Saturday, November 29, 2008

Dios salve a la Reina

Nunca es tarde, dicen, si la dicha es buena. Además, ciertos hallazgos requieren de tiempo, mucho esfuerzo y dinero, y un componente de suerte o azar que a la postre significa una cantidad de tiempo indefinida para la consecución satisfactoria de los objetivos marcados. Éste es sin duda el caso de la noticia que esta semana podía leerse en distintos medios; una buena nueva que no por ser todavía provisional, resultaba menos relevante: "Científicos españoles desarrollan una vacuna preventiva contra el VIH". El anuncio, sumamente esperanzador, tiene una doble lectura enormemente positiva. De un lado, la vacuna -aún en fase experimental- supone una posible luz al final del túnel para una pandemia que desde que se descubriese en 1981 ha acabado con la vida de más de 25 millones de personas -se dice pronto-; por otro, el desarrollo totalmente español de la misma supone un hito en la biotecnología de nuestro país que abrirá puertas a futuros proyectos consensuados entre los diferentes organismos e instituciones que actualmente trabajan en este campo dentro de nuestras fronteras.
--
◆ ACTIVIDADES ◆
• 1. Según el fragmento, ¿en qué año se descubrió la pandemia de la que habla?
• 2. Indique si cada afirmación coincide con el fragmento y cite las palabras que lo deciden: (a) la vacuna ya ha superado la fase experimental; (b) la pandemia ha acabado con la vida de más de 25 millones de personas; (c) la vacuna se desarrolló junto con científicos de otros países.
Las filas no guardan ninguna relación con el fragmento.

◆ DATOS PROPORCIONADOS ◆
--
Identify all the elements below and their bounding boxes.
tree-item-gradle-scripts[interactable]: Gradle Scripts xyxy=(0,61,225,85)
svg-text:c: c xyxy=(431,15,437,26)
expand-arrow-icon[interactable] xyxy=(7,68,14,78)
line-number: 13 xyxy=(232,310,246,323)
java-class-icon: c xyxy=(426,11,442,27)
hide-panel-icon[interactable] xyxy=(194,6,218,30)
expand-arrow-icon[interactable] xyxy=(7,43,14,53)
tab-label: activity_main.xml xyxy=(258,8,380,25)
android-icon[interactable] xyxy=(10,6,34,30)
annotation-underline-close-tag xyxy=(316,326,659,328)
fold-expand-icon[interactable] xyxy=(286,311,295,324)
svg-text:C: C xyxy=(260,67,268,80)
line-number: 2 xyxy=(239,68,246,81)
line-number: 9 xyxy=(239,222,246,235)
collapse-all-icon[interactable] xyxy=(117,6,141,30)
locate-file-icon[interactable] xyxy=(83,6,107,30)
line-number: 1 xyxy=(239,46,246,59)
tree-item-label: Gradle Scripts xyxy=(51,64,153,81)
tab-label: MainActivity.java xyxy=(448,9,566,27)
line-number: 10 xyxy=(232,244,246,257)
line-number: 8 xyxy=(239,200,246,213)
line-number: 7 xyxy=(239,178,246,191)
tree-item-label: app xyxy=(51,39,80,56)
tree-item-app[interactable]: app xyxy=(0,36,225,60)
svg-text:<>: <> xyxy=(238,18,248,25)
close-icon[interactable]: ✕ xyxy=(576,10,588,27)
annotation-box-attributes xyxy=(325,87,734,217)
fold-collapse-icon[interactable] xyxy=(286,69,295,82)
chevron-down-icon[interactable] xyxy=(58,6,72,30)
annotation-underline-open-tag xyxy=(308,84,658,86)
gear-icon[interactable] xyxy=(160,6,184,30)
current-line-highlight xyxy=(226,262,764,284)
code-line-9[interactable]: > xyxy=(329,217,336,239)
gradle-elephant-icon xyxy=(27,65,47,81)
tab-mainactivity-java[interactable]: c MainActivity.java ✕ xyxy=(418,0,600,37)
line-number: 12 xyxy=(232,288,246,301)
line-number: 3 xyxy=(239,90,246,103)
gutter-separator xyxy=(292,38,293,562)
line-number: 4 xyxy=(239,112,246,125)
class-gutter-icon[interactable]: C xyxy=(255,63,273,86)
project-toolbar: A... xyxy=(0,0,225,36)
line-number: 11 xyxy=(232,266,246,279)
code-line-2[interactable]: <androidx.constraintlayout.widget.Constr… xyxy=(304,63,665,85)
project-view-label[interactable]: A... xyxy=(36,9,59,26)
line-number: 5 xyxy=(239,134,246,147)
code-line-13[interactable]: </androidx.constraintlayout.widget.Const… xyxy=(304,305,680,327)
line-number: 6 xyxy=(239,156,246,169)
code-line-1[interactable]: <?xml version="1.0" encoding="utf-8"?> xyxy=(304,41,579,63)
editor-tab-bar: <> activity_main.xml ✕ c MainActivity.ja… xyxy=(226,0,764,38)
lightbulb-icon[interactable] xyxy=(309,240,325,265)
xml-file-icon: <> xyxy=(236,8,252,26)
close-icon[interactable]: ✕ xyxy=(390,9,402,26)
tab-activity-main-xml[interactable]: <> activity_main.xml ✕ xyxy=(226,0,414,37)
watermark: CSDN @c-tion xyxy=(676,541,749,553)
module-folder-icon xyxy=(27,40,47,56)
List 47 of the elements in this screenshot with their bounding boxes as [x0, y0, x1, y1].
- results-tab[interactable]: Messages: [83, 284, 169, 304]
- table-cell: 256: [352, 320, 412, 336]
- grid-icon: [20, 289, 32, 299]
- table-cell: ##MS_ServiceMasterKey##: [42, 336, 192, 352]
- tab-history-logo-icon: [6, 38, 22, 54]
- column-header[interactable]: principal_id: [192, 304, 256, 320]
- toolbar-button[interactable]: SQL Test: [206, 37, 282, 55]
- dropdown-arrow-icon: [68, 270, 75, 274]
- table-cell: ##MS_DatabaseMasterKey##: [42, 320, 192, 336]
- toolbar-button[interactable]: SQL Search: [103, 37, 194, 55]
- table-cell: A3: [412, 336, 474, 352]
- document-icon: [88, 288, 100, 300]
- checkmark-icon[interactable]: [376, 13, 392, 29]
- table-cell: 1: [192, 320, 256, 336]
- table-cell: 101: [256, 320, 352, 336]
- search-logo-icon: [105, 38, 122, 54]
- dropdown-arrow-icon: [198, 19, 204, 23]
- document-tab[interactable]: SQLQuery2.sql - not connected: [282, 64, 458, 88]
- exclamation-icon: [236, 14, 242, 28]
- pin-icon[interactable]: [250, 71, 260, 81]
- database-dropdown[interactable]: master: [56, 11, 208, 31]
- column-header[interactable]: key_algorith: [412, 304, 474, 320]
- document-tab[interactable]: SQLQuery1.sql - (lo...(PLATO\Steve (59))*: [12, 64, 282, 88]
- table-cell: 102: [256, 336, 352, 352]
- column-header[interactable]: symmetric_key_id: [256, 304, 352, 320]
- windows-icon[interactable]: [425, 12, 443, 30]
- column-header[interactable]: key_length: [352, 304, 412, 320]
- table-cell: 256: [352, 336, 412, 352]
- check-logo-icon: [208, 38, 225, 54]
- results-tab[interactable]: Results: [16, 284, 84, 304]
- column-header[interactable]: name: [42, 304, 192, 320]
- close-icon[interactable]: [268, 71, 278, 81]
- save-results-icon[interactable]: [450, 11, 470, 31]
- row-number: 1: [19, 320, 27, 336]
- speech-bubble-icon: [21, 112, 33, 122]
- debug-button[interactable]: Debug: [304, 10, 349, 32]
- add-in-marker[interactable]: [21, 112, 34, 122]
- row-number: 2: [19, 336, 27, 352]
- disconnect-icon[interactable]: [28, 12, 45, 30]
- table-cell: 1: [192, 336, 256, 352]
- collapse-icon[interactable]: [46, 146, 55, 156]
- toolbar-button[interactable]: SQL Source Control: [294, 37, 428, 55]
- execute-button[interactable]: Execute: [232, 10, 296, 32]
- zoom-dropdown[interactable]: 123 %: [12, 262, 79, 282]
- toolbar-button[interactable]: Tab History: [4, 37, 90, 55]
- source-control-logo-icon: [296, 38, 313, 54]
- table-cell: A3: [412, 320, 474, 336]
--
◆ EJERCICIO RESUELTO ◆
• 1. En 1981.

• 2.
(a) No: «aún en fase experimental».
(b) Sí: «ha acabado con la vida de más de 25 millones de personas».
(c) No: «el desarrollo totalmente español de la misma».